§ **Supplied information**
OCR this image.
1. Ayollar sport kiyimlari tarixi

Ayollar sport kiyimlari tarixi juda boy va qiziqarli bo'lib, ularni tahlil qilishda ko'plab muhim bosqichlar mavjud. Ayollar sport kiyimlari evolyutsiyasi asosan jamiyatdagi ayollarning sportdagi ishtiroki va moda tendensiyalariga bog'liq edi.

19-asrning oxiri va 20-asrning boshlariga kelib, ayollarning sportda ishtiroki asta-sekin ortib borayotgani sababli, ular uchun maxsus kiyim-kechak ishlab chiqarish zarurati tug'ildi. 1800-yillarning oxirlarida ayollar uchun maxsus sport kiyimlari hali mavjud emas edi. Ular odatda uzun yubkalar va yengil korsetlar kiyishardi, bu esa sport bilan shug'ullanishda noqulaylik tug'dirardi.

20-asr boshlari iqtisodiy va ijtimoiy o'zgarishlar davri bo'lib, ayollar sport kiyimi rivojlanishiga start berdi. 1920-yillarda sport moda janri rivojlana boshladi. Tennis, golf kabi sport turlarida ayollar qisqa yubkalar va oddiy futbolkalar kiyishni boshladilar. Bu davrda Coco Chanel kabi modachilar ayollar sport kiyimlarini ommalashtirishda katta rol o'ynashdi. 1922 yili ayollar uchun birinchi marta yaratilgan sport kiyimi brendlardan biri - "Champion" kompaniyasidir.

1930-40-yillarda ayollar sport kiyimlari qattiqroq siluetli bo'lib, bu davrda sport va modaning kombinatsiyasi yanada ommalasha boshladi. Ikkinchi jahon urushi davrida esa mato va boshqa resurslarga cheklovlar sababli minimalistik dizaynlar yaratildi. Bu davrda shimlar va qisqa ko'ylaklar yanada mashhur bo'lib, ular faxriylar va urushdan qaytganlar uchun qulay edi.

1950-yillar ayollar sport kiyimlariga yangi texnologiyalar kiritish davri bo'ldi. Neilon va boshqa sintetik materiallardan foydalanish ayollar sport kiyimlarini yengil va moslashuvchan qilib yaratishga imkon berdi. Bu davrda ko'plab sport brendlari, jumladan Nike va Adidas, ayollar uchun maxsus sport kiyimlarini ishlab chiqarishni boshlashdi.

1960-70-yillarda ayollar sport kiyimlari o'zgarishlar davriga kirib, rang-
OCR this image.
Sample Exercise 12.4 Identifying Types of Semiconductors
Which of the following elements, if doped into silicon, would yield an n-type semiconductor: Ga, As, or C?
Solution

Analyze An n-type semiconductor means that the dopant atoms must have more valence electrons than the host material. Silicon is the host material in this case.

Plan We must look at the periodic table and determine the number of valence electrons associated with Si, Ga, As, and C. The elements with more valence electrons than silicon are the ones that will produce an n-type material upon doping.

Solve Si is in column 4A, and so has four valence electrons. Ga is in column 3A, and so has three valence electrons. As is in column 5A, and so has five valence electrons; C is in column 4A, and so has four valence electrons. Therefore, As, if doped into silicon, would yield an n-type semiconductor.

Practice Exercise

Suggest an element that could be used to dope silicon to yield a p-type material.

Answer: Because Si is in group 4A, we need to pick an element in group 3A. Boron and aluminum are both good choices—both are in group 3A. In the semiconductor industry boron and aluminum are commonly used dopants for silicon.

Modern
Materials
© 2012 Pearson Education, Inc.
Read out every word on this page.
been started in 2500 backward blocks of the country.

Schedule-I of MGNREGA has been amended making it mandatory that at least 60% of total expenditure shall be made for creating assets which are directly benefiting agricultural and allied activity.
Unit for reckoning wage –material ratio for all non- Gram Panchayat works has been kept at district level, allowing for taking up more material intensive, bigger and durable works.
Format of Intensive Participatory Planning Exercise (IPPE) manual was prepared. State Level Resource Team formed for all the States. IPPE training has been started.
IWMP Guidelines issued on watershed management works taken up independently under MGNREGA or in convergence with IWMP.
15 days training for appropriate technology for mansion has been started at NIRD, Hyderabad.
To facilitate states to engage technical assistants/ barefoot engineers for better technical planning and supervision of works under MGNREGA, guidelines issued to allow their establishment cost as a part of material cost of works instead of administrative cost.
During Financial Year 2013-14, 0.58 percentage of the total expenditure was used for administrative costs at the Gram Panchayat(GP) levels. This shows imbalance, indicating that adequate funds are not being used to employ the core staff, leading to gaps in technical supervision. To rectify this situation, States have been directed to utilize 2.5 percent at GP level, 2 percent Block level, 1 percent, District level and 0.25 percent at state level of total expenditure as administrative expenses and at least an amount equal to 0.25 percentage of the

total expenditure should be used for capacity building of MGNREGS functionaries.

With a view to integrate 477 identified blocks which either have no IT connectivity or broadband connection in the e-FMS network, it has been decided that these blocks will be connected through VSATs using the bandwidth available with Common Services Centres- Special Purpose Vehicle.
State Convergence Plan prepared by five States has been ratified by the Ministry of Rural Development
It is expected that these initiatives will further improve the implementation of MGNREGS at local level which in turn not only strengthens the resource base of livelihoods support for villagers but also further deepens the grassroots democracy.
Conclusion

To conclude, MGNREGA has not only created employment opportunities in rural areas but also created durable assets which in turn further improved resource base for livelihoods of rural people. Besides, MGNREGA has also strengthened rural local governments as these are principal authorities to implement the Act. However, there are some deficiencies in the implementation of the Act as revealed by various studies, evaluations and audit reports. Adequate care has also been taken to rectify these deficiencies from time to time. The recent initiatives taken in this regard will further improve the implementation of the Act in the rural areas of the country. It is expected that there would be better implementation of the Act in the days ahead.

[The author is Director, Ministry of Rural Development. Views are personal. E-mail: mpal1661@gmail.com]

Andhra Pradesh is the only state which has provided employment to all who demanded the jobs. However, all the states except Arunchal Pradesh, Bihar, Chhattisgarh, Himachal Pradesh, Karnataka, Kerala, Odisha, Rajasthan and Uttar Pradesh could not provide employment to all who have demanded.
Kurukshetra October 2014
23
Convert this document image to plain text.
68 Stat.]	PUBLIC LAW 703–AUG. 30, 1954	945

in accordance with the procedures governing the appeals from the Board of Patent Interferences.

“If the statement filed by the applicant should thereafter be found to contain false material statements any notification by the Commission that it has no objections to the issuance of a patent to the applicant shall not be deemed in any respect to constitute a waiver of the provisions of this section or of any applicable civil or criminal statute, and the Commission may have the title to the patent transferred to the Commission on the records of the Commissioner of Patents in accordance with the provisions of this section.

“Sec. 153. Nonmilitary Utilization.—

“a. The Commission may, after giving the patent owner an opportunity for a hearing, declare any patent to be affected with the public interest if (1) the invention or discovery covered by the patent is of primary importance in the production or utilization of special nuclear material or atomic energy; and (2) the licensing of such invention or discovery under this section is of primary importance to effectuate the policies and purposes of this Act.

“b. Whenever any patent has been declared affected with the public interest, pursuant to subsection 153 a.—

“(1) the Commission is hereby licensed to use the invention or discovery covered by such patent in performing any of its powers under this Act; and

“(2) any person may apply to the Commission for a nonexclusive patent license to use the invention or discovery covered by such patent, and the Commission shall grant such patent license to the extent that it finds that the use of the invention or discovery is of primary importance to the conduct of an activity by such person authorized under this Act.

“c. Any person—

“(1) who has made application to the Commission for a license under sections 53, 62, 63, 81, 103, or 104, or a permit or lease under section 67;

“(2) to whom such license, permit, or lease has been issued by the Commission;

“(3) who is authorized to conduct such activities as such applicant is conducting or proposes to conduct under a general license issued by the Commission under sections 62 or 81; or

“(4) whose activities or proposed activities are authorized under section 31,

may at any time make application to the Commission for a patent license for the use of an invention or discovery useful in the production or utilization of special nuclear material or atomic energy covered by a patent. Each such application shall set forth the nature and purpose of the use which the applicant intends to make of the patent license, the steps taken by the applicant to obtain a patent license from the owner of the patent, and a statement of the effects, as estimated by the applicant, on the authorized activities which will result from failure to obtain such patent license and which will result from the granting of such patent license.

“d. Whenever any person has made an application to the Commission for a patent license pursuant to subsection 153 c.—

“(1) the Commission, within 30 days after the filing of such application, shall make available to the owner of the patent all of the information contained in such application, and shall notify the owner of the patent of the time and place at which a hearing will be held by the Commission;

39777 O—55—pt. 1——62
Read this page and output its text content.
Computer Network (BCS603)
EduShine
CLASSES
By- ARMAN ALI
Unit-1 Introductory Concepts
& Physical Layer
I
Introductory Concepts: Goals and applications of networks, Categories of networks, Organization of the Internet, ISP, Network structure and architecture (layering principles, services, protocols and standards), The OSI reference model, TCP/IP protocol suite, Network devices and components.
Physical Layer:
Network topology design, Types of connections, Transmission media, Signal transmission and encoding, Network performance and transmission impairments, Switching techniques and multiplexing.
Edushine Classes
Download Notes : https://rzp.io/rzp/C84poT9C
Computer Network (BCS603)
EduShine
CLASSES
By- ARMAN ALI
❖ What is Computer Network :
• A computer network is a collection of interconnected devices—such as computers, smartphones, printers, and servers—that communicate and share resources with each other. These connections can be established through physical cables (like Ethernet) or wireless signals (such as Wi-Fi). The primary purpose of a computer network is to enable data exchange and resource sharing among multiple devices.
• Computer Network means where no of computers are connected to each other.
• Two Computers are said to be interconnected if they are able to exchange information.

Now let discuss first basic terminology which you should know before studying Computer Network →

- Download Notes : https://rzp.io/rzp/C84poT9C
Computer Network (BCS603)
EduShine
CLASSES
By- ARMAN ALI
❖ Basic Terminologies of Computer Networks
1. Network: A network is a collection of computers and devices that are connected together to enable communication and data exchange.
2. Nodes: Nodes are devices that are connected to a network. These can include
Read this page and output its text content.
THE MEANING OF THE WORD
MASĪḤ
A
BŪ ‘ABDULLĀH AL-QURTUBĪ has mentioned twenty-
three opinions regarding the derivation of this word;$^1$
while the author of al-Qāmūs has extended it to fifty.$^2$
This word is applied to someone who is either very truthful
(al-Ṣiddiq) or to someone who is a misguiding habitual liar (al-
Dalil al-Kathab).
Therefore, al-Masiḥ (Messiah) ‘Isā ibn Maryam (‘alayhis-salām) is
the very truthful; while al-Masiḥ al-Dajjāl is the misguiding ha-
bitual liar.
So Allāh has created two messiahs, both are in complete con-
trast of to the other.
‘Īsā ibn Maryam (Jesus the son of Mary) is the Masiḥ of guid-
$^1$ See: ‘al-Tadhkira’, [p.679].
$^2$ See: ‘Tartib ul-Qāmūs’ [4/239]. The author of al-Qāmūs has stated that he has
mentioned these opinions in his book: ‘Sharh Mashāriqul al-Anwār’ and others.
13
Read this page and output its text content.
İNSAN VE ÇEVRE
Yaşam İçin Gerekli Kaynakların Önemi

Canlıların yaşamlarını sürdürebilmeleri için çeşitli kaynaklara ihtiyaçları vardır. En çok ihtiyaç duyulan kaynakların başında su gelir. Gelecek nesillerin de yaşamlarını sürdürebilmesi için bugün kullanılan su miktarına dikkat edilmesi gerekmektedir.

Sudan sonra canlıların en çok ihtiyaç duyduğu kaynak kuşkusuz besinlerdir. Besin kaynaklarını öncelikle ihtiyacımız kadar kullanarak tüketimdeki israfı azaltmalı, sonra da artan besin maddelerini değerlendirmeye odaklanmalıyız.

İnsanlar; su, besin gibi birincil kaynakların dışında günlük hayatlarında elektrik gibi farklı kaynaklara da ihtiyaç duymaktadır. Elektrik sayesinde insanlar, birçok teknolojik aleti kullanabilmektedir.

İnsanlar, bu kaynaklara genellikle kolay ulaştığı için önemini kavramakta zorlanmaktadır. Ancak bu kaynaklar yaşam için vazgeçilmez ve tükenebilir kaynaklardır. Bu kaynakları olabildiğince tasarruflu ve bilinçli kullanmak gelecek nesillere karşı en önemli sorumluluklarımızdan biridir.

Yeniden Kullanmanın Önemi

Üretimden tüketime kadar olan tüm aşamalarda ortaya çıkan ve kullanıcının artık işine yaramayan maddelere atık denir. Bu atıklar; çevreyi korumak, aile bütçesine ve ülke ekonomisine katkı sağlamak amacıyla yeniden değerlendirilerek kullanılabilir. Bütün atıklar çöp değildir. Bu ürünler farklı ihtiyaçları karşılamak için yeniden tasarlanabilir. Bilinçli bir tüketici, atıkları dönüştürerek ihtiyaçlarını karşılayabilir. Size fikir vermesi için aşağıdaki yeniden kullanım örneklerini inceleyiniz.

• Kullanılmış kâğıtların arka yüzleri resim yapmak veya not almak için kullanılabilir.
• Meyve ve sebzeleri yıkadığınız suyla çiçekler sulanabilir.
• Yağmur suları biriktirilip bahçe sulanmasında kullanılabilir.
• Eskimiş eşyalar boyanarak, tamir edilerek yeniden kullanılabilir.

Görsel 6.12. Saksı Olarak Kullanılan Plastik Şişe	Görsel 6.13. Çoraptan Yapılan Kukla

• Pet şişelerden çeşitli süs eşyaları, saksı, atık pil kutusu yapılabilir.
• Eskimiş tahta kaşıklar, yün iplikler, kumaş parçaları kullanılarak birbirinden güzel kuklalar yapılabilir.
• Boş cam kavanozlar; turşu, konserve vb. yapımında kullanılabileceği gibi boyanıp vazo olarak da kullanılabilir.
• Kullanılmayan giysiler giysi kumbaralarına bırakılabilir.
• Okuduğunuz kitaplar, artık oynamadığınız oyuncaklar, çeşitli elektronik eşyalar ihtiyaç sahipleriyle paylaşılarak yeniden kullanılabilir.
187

§ **Exercise task**
Check each line of these records for the string "from" and state only how many lines have it.

§ **Exercise response**
3